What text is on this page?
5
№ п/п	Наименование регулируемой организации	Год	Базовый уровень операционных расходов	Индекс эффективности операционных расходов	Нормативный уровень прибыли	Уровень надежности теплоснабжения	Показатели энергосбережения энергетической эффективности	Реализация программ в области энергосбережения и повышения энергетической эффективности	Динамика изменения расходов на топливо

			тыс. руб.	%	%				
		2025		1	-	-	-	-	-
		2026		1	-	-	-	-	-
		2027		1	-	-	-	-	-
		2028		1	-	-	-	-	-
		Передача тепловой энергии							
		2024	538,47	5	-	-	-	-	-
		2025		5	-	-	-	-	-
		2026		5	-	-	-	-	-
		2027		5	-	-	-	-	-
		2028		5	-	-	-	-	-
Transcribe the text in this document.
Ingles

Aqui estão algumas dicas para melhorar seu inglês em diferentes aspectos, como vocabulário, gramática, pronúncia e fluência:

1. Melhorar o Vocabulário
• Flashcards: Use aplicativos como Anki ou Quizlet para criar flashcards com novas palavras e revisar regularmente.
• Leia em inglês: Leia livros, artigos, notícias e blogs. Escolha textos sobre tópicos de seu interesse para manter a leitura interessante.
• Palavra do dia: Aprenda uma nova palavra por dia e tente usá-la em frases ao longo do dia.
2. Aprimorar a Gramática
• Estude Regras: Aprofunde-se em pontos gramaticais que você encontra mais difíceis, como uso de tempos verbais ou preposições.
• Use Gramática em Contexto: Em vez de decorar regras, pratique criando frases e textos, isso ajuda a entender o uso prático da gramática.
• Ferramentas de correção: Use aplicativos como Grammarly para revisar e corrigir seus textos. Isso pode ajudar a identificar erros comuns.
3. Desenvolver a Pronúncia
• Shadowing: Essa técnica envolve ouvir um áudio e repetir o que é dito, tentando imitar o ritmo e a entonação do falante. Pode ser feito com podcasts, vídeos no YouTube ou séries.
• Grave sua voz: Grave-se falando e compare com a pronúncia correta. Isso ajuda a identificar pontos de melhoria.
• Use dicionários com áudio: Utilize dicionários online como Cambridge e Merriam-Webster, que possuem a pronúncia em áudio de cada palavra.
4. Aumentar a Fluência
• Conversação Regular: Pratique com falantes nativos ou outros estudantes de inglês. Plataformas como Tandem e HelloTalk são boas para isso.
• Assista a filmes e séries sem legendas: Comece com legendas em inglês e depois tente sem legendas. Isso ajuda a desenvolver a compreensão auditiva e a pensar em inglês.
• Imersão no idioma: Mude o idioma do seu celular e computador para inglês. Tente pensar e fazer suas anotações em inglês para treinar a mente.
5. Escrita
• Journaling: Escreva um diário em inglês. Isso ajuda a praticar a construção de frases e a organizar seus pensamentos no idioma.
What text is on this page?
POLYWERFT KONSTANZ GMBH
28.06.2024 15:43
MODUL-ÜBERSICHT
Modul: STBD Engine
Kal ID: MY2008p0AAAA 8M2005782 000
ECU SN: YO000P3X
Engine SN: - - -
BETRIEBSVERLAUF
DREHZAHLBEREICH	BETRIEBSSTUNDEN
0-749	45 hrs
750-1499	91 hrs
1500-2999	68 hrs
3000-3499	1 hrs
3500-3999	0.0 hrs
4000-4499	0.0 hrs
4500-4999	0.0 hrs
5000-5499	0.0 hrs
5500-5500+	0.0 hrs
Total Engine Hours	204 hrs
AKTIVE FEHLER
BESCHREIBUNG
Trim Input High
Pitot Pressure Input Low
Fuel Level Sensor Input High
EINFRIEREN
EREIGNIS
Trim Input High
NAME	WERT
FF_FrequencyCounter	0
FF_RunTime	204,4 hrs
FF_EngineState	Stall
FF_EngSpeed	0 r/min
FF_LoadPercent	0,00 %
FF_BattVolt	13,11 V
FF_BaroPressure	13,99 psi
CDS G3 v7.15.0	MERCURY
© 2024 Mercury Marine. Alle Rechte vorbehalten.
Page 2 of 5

= = = = = = =

▶ _WORK TO BE COMPLETED_: Without leaving anything out, give the entries again exactly.

▶ _ANSWER BELOW_:
What text is on this page?
5
№ п/п	Наименование регулируемой организации	Год	Базовый уровень операционных расходов	Индекс эффективности операционных расходов	Нормативный уровень прибыли	Уровень надежности теплоснабжения	Показатели энергосбережения энергетической эффективности	Реализация программ в области энергосбережения и повышения энергетической эффективности	Динамика изменения расходов на топливо

			тыс. руб.	%	%				
		2025		1	-	-	-	-	-
		2026		1	-	-	-	-	-
		2027		1	-	-	-	-	-
		2028		1	-	-	-	-	-
		Передача тепловой энергии							
		2024	538,47	5	-	-	-	-	-
		2025		5	-	-	-	-	-
		2026		5	-	-	-	-	-
		2027		5	-	-	-	-	-
		2028		5	-	-	-	-	-
Transcribe the text in this document.
Ingles

Aqui estão algumas dicas para melhorar seu inglês em diferentes aspectos, como vocabulário, gramática, pronúncia e fluência:

1. Melhorar o Vocabulário
• Flashcards: Use aplicativos como Anki ou Quizlet para criar flashcards com novas palavras e revisar regularmente.
• Leia em inglês: Leia livros, artigos, notícias e blogs. Escolha textos sobre tópicos de seu interesse para manter a leitura interessante.
• Palavra do dia: Aprenda uma nova palavra por dia e tente usá-la em frases ao longo do dia.
2. Aprimorar a Gramática
• Estude Regras: Aprofunde-se em pontos gramaticais que você encontra mais difíceis, como uso de tempos verbais ou preposições.
• Use Gramática em Contexto: Em vez de decorar regras, pratique criando frases e textos, isso ajuda a entender o uso prático da gramática.
• Ferramentas de correção: Use aplicativos como Grammarly para revisar e corrigir seus textos. Isso pode ajudar a identificar erros comuns.
3. Desenvolver a Pronúncia
• Shadowing: Essa técnica envolve ouvir um áudio e repetir o que é dito, tentando imitar o ritmo e a entonação do falante. Pode ser feito com podcasts, vídeos no YouTube ou séries.
• Grave sua voz: Grave-se falando e compare com a pronúncia correta. Isso ajuda a identificar pontos de melhoria.
• Use dicionários com áudio: Utilize dicionários online como Cambridge e Merriam-Webster, que possuem a pronúncia em áudio de cada palavra.
4. Aumentar a Fluência
• Conversação Regular: Pratique com falantes nativos ou outros estudantes de inglês. Plataformas como Tandem e HelloTalk são boas para isso.
• Assista a filmes e séries sem legendas: Comece com legendas em inglês e depois tente sem legendas. Isso ajuda a desenvolver a compreensão auditiva e a pensar em inglês.
• Imersão no idioma: Mude o idioma do seu celular e computador para inglês. Tente pensar e fazer suas anotações em inglês para treinar a mente.
5. Escrita
• Journaling: Escreva um diário em inglês. Isso ajuda a praticar a construção de frases e a organizar seus pensamentos no idioma.
What text is on this page?
POLYWERFT KONSTANZ GMBH
28.06.2024 15:43
MODUL-ÜBERSICHT
Modul: STBD Engine
Kal ID: MY2008p0AAAA 8M2005782 000
ECU SN: YO000P3X
Engine SN: - - -
BETRIEBSVERLAUF
DREHZAHLBEREICH	BETRIEBSSTUNDEN
0-749	45 hrs
750-1499	91 hrs
1500-2999	68 hrs
3000-3499	1 hrs
3500-3999	0.0 hrs
4000-4499	0.0 hrs
4500-4999	0.0 hrs
5000-5499	0.0 hrs
5500-5500+	0.0 hrs
Total Engine Hours	204 hrs
AKTIVE FEHLER
BESCHREIBUNG
Trim Input High
Pitot Pressure Input Low
Fuel Level Sensor Input High
EINFRIEREN
EREIGNIS
Trim Input High
NAME	WERT
FF_FrequencyCounter	0
FF_RunTime	204,4 hrs
FF_EngineState	Stall
FF_EngSpeed	0 r/min
FF_LoadPercent	0,00 %
FF_BattVolt	13,11 V
FF_BaroPressure	13,99 psi
CDS G3 v7.15.0	MERCURY
© 2024 Mercury Marine. Alle Rechte vorbehalten.
Page 2 of 5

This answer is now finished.